# GIVEN REQUEST
Set down each line of the material that follows, exactly, with no pictures.

[Data records]
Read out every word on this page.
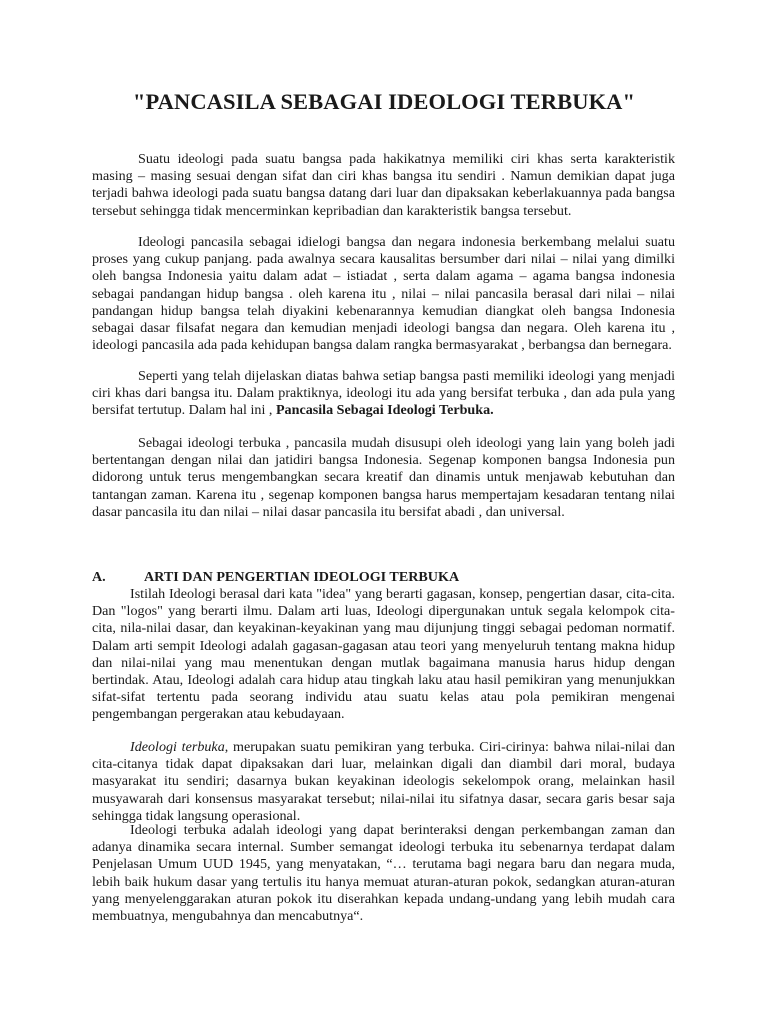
"PANCASILA SEBAGAI IDEOLOGI TERBUKA"

Suatu ideologi pada suatu bangsa pada hakikatnya memiliki ciri khas serta karakteristik masing – masing sesuai dengan sifat dan ciri khas bangsa itu sendiri . Namun demikian dapat juga terjadi bahwa ideologi pada suatu bangsa datang dari luar dan dipaksakan keberlakuannya pada bangsa tersebut sehingga tidak mencerminkan kepribadian dan karakteristik bangsa tersebut.

Ideologi pancasila sebagai idielogi bangsa dan negara indonesia berkembang melalui suatu proses yang cukup panjang. pada awalnya secara kausalitas bersumber dari nilai – nilai yang dimilki oleh bangsa Indonesia yaitu dalam adat – istiadat , serta dalam agama – agama bangsa indonesia sebagai pandangan hidup bangsa . oleh karena itu , nilai – nilai pancasila berasal dari nilai – nilai pandangan hidup bangsa telah diyakini kebenarannya kemudian diangkat oleh bangsa Indonesia sebagai dasar filsafat negara dan kemudian menjadi ideologi bangsa dan negara. Oleh karena itu , ideologi pancasila ada pada kehidupan bangsa dalam rangka bermasyarakat , berbangsa dan bernegara.

Seperti yang telah dijelaskan diatas bahwa setiap bangsa pasti memiliki ideologi yang menjadi ciri khas dari bangsa itu. Dalam praktiknya, ideologi itu ada yang bersifat terbuka , dan ada pula yang bersifat tertutup. Dalam hal ini , Pancasila Sebagai Ideologi Terbuka.

Sebagai ideologi terbuka , pancasila mudah disusupi oleh ideologi yang lain yang boleh jadi bertentangan dengan nilai dan jatidiri bangsa Indonesia. Segenap komponen bangsa Indonesia pun didorong untuk terus mengembangkan secara kreatif dan dinamis untuk menjawab kebutuhan dan tantangan zaman. Karena itu , segenap komponen bangsa harus mempertajam kesadaran tentang nilai dasar pancasila itu dan nilai – nilai dasar pancasila itu bersifat abadi , dan universal.

A.	ARTI DAN PENGERTIAN IDEOLOGI TERBUKA

Istilah Ideologi berasal dari kata "idea" yang berarti gagasan, konsep, pengertian dasar, cita-cita. Dan "logos" yang berarti ilmu. Dalam arti luas, Ideologi dipergunakan untuk segala kelompok cita-cita, nila-nilai dasar, dan keyakinan-keyakinan yang mau dijunjung tinggi sebagai pedoman normatif. Dalam arti sempit Ideologi adalah gagasan-gagasan atau teori yang menyeluruh tentang makna hidup dan nilai-nilai yang mau menentukan dengan mutlak bagaimana manusia harus hidup dengan bertindak. Atau, Ideologi adalah cara hidup atau tingkah laku atau hasil pemikiran yang menunjukkan sifat-sifat tertentu pada seorang individu atau suatu kelas atau pola pemikiran mengenai pengembangan pergerakan atau kebudayaan.

Ideologi terbuka, merupakan suatu pemikiran yang terbuka. Ciri-cirinya: bahwa nilai-nilai dan cita-citanya tidak dapat dipaksakan dari luar, melainkan digali dan diambil dari moral, budaya masyarakat itu sendiri; dasarnya bukan keyakinan ideologis sekelompok orang, melainkan hasil musyawarah dari konsensus masyarakat tersebut; nilai-nilai itu sifatnya dasar, secara garis besar saja sehingga tidak langsung operasional.

Ideologi terbuka adalah ideologi yang dapat berinteraksi dengan perkembangan zaman dan adanya dinamika secara internal. Sumber semangat ideologi terbuka itu sebenarnya terdapat dalam Penjelasan Umum UUD 1945, yang menyatakan, “… terutama bagi negara baru dan negara muda, lebih baik hukum dasar yang tertulis itu hanya memuat aturan-aturan pokok, sedangkan aturan-aturan yang menyelenggarakan aturan pokok itu diserahkan kepada undang-undang yang lebih mudah cara membuatnya, mengubahnya dan mencabutnya“.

# REPLY
Read out every word on this page.
"PANCASILA SEBAGAI IDEOLOGI TERBUKA"

Suatu ideologi pada suatu bangsa pada hakikatnya memiliki ciri khas serta karakteristik masing – masing sesuai dengan sifat dan ciri khas bangsa itu sendiri . Namun demikian dapat juga terjadi bahwa ideologi pada suatu bangsa datang dari luar dan dipaksakan keberlakuannya pada bangsa tersebut sehingga tidak mencerminkan kepribadian dan karakteristik bangsa tersebut.

Ideologi pancasila sebagai idielogi bangsa dan negara indonesia berkembang melalui suatu proses yang cukup panjang. pada awalnya secara kausalitas bersumber dari nilai – nilai yang dimilki oleh bangsa Indonesia yaitu dalam adat – istiadat , serta dalam agama – agama bangsa indonesia sebagai pandangan hidup bangsa . oleh karena itu , nilai – nilai pancasila berasal dari nilai – nilai pandangan hidup bangsa telah diyakini kebenarannya kemudian diangkat oleh bangsa Indonesia sebagai dasar filsafat negara dan kemudian menjadi ideologi bangsa dan negara. Oleh karena itu , ideologi pancasila ada pada kehidupan bangsa dalam rangka bermasyarakat , berbangsa dan bernegara.

Seperti yang telah dijelaskan diatas bahwa setiap bangsa pasti memiliki ideologi yang menjadi ciri khas dari bangsa itu. Dalam praktiknya, ideologi itu ada yang bersifat terbuka , dan ada pula yang bersifat tertutup. Dalam hal ini , Pancasila Sebagai Ideologi Terbuka.

Sebagai ideologi terbuka , pancasila mudah disusupi oleh ideologi yang lain yang boleh jadi bertentangan dengan nilai dan jatidiri bangsa Indonesia. Segenap komponen bangsa Indonesia pun didorong untuk terus mengembangkan secara kreatif dan dinamis untuk menjawab kebutuhan dan tantangan zaman. Karena itu , segenap komponen bangsa harus mempertajam kesadaran tentang nilai dasar pancasila itu dan nilai – nilai dasar pancasila itu bersifat abadi , dan universal.

A.	ARTI DAN PENGERTIAN IDEOLOGI TERBUKA

Istilah Ideologi berasal dari kata "idea" yang berarti gagasan, konsep, pengertian dasar, cita-cita. Dan "logos" yang berarti ilmu. Dalam arti luas, Ideologi dipergunakan untuk segala kelompok cita-cita, nila-nilai dasar, dan keyakinan-keyakinan yang mau dijunjung tinggi sebagai pedoman normatif. Dalam arti sempit Ideologi adalah gagasan-gagasan atau teori yang menyeluruh tentang makna hidup dan nilai-nilai yang mau menentukan dengan mutlak bagaimana manusia harus hidup dengan bertindak. Atau, Ideologi adalah cara hidup atau tingkah laku atau hasil pemikiran yang menunjukkan sifat-sifat tertentu pada seorang individu atau suatu kelas atau pola pemikiran mengenai pengembangan pergerakan atau kebudayaan.

Ideologi terbuka, merupakan suatu pemikiran yang terbuka. Ciri-cirinya: bahwa nilai-nilai dan cita-citanya tidak dapat dipaksakan dari luar, melainkan digali dan diambil dari moral, budaya masyarakat itu sendiri; dasarnya bukan keyakinan ideologis sekelompok orang, melainkan hasil musyawarah dari konsensus masyarakat tersebut; nilai-nilai itu sifatnya dasar, secara garis besar saja sehingga tidak langsung operasional.

Ideologi terbuka adalah ideologi yang dapat berinteraksi dengan perkembangan zaman dan adanya dinamika secara internal. Sumber semangat ideologi terbuka itu sebenarnya terdapat dalam Penjelasan Umum UUD 1945, yang menyatakan, “… terutama bagi negara baru dan negara muda, lebih baik hukum dasar yang tertulis itu hanya memuat aturan-aturan pokok, sedangkan aturan-aturan yang menyelenggarakan aturan pokok itu diserahkan kepada undang-undang yang lebih mudah cara membuatnya, mengubahnya dan mencabutnya“.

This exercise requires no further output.